- _What is required_: Find every line in the records below that holds the word "icon", and copy each one.

- _Exercise material_:
>> BEGIN

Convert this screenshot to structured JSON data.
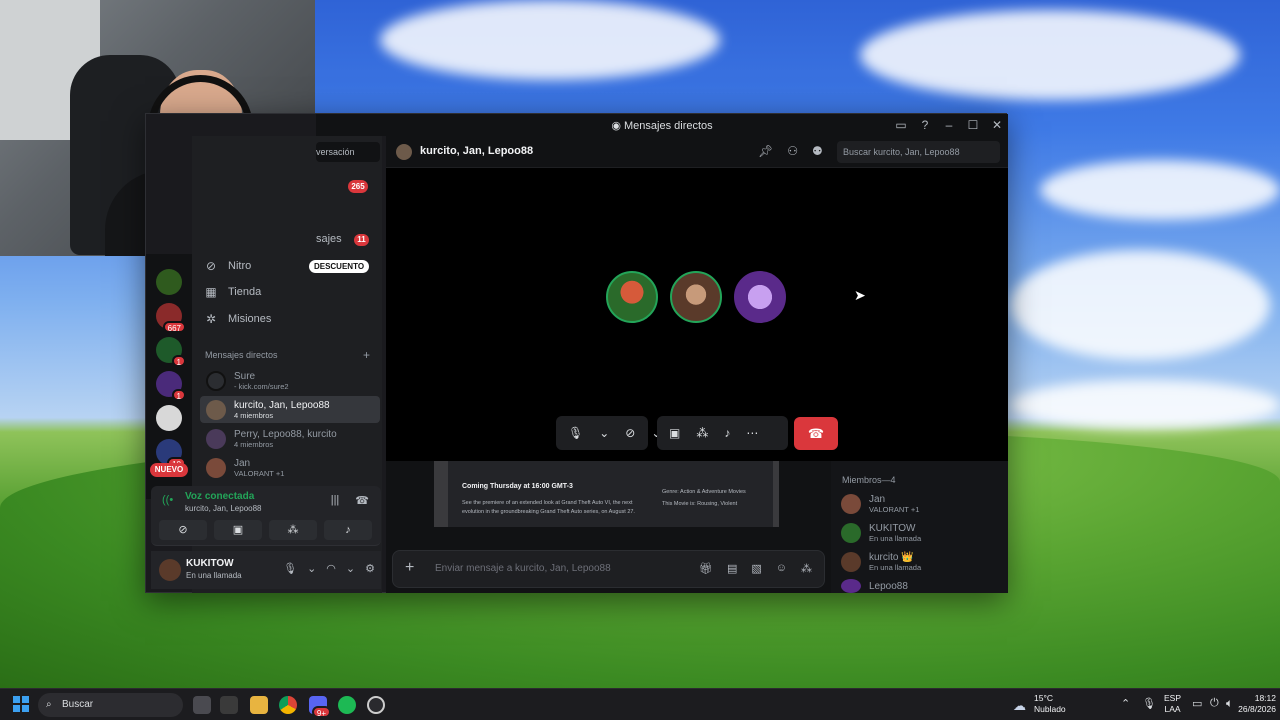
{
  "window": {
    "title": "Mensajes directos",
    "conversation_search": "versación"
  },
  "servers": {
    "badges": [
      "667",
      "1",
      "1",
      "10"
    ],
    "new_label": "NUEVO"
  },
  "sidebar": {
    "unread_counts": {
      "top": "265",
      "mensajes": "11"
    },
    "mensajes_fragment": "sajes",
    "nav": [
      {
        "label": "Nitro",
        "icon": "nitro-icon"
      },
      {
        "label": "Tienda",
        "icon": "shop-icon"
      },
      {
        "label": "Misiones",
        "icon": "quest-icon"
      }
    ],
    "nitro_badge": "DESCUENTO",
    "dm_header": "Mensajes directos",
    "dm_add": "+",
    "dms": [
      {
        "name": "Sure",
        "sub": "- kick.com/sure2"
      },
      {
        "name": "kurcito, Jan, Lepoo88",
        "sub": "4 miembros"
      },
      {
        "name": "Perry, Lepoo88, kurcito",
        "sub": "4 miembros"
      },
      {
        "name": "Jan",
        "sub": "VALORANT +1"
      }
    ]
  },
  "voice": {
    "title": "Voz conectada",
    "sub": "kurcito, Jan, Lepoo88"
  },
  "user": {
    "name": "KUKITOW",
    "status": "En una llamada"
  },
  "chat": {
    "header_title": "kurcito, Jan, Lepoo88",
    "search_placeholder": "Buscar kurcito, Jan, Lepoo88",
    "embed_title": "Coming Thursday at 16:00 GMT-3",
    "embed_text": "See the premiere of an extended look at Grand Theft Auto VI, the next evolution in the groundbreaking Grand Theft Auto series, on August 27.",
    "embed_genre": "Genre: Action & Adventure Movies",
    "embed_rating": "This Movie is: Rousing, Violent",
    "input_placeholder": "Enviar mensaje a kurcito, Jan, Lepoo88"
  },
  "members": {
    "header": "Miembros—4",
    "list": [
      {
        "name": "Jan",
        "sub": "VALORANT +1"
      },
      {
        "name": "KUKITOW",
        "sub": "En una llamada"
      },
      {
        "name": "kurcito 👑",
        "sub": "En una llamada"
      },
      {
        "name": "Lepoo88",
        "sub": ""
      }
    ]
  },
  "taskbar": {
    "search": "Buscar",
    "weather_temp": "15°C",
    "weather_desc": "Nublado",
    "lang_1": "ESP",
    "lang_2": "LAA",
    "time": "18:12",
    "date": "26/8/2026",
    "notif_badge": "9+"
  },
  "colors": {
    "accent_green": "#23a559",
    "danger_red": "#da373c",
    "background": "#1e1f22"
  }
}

>> END

- _Problem solution_:
        "icon": "nitro-icon"
        "icon": "shop-icon"
        "icon": "quest-icon"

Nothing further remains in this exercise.